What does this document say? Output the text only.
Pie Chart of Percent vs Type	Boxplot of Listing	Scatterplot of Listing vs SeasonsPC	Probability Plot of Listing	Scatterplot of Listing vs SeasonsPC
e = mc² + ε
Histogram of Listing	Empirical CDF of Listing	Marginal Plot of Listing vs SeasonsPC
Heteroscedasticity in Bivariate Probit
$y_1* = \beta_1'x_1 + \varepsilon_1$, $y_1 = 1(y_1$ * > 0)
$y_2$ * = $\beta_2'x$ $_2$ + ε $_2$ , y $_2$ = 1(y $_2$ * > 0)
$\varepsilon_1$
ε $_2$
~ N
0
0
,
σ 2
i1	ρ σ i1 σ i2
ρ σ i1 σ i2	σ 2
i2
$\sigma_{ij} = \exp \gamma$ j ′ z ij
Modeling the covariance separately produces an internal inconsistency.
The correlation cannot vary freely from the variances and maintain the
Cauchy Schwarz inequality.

--------

From the records above, report the count of lines containing "Plot" and nothing more.

2